%%

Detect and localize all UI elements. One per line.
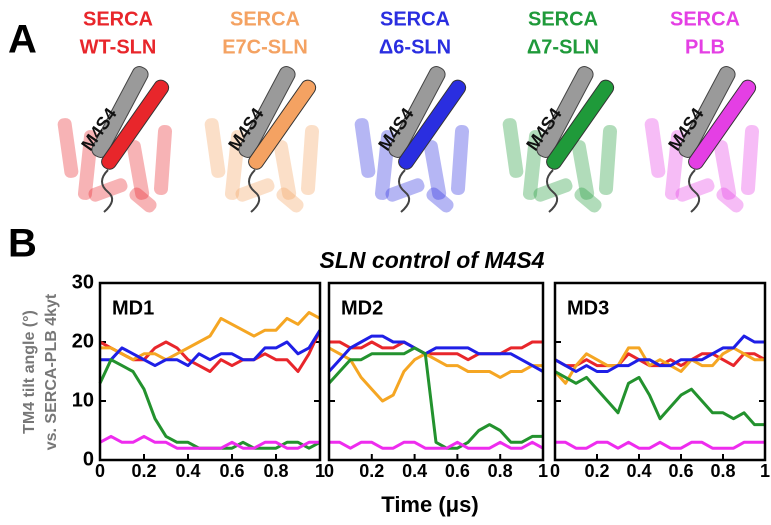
y-tick-label: 10	[72, 389, 94, 411]
x-tick-label: 0.2	[131, 461, 156, 481]
structure	[57, 64, 173, 215]
structure-label: SERCA	[83, 8, 153, 30]
y-axis-label: TM4 tilt angle (°)	[21, 310, 38, 434]
helix	[741, 125, 760, 196]
helix	[204, 117, 226, 178]
x-tick-label: 0.6	[445, 461, 470, 481]
helix	[154, 125, 173, 196]
x-tick-label: 0	[324, 461, 334, 481]
series-line	[555, 372, 765, 425]
x-tick-label: 0	[95, 461, 105, 481]
x-tick-label: 0.4	[626, 461, 651, 481]
structure	[354, 64, 470, 215]
helix	[599, 125, 618, 196]
x-tick-label: 0.6	[668, 461, 693, 481]
structure-label: Δ6-SLN	[379, 36, 451, 58]
x-axis-label: Time (μs)	[381, 492, 478, 517]
x-tick-label: 0.2	[359, 461, 384, 481]
x-tick-label: 0.4	[402, 461, 427, 481]
chart-title: SLN control of M4S4	[320, 247, 545, 273]
helix	[57, 117, 79, 178]
y-tick-label: 20	[72, 330, 94, 352]
structure-label: SERCA	[380, 8, 450, 30]
series-line	[329, 342, 543, 360]
helix	[644, 117, 666, 178]
series-line	[329, 348, 543, 448]
structure	[502, 64, 618, 215]
helix	[354, 117, 376, 178]
x-tick-label: 1	[538, 461, 548, 481]
x-tick-label: 0.6	[219, 461, 244, 481]
subplot-title: MD1	[112, 297, 154, 319]
x-tick-label: 0.8	[710, 461, 735, 481]
series-line	[329, 348, 543, 401]
structure-label: Δ7-SLN	[527, 36, 599, 58]
x-tick-label: 0.2	[584, 461, 609, 481]
x-tick-label: 0.8	[263, 461, 288, 481]
subplot-title: MD2	[341, 297, 383, 319]
x-tick-label: 0.4	[175, 461, 200, 481]
helix	[301, 125, 320, 196]
y-tick-label: 30	[72, 271, 94, 293]
structure-label: WT-SLN	[80, 36, 157, 58]
structure-label: E7C-SLN	[222, 36, 308, 58]
x-tick-label: 0.8	[488, 461, 513, 481]
y-tick-label: 0	[83, 448, 94, 470]
structure	[644, 64, 760, 215]
panel-label: B	[8, 222, 37, 266]
x-tick-label: 1	[760, 461, 770, 481]
y-axis-label: vs. SERCA-PLB 4kyt	[43, 293, 60, 450]
subplot-title: MD3	[567, 297, 609, 319]
structure-label: SERCA	[528, 8, 598, 30]
structure-label: PLB	[685, 36, 725, 58]
structure	[204, 64, 320, 215]
structure-label: SERCA	[670, 8, 740, 30]
helix	[451, 125, 470, 196]
structure-label: SERCA	[230, 8, 300, 30]
figure: A B SLN control of M4S4 Time (μs) TM4 ti…	[0, 0, 771, 525]
panel-label: A	[8, 18, 37, 62]
helix	[502, 117, 524, 178]
series-line	[555, 442, 765, 448]
x-tick-label: 0	[550, 461, 560, 481]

%%

> GOAL: Please output every line of the listing above as a numbered list, without any blank lines, and leave the picture out of your answer.

> EXERCISE RESULT:
1. Detect and localize all UI elements. One per line.
2. y-tick-label: 10	[72, 389, 94, 411]
3. x-tick-label: 0.2	[131, 461, 156, 481]
4. structure	[57, 64, 173, 215]
5. structure-label: SERCA	[83, 8, 153, 30]
6. y-axis-label: TM4 tilt angle (°)	[21, 310, 38, 434]
7. helix	[741, 125, 760, 196]
8. helix	[204, 117, 226, 178]
9. x-tick-label: 0.6	[445, 461, 470, 481]
10. helix	[154, 125, 173, 196]
11. x-tick-label: 0	[324, 461, 334, 481]
12. series-line	[555, 372, 765, 425]
13. x-tick-label: 0	[95, 461, 105, 481]
14. x-tick-label: 0.4	[626, 461, 651, 481]
15. structure	[354, 64, 470, 215]
16. helix	[599, 125, 618, 196]
17. x-tick-label: 0.6	[668, 461, 693, 481]
18. structure-label: Δ6-SLN	[379, 36, 451, 58]
19. x-axis-label: Time (μs)	[381, 492, 478, 517]
20. x-tick-label: 0.2	[359, 461, 384, 481]
21. x-tick-label: 0.4	[402, 461, 427, 481]
22. chart-title: SLN control of M4S4	[320, 247, 545, 273]
23. helix	[57, 117, 79, 178]
24. y-tick-label: 20	[72, 330, 94, 352]
25. structure-label: SERCA	[380, 8, 450, 30]
26. series-line	[329, 342, 543, 360]
27. helix	[644, 117, 666, 178]
28. series-line	[329, 348, 543, 448]
29. structure	[502, 64, 618, 215]
30. helix	[354, 117, 376, 178]
31. x-tick-label: 1	[538, 461, 548, 481]
32. x-tick-label: 0.6	[219, 461, 244, 481]
33. subplot-title: MD1	[112, 297, 154, 319]
34. x-tick-label: 0.8	[710, 461, 735, 481]
35. series-line	[329, 348, 543, 401]
36. structure-label: Δ7-SLN	[527, 36, 599, 58]
37. x-tick-label: 0.2	[584, 461, 609, 481]
38. x-tick-label: 0.8	[263, 461, 288, 481]
39. subplot-title: MD2	[341, 297, 383, 319]
40. x-tick-label: 0.4	[175, 461, 200, 481]
41. helix	[301, 125, 320, 196]
42. y-tick-label: 30	[72, 271, 94, 293]
43. structure-label: WT-SLN	[80, 36, 157, 58]
44. structure-label: E7C-SLN	[222, 36, 308, 58]
45. x-tick-label: 0.8	[488, 461, 513, 481]
46. y-tick-label: 0	[83, 448, 94, 470]
47. structure	[644, 64, 760, 215]
48. panel-label: B	[8, 222, 37, 266]
49. x-tick-label: 1	[760, 461, 770, 481]
50. y-axis-label: vs. SERCA-PLB 4kyt	[43, 293, 60, 450]
51. subplot-title: MD3	[567, 297, 609, 319]
52. structure-label: SERCA	[528, 8, 598, 30]
53. structure-label: PLB	[685, 36, 725, 58]
54. structure	[204, 64, 320, 215]
55. structure-label: SERCA	[670, 8, 740, 30]
56. helix	[451, 125, 470, 196]
57. structure-label: SERCA	[230, 8, 300, 30]
58. figure: A B SLN control of M4S4 Time (μs) TM4 ti…	[0, 0, 771, 525]
59. panel-label: A	[8, 18, 37, 62]
60. helix	[502, 117, 524, 178]
61. series-line	[555, 442, 765, 448]
62. x-tick-label: 0	[550, 461, 560, 481]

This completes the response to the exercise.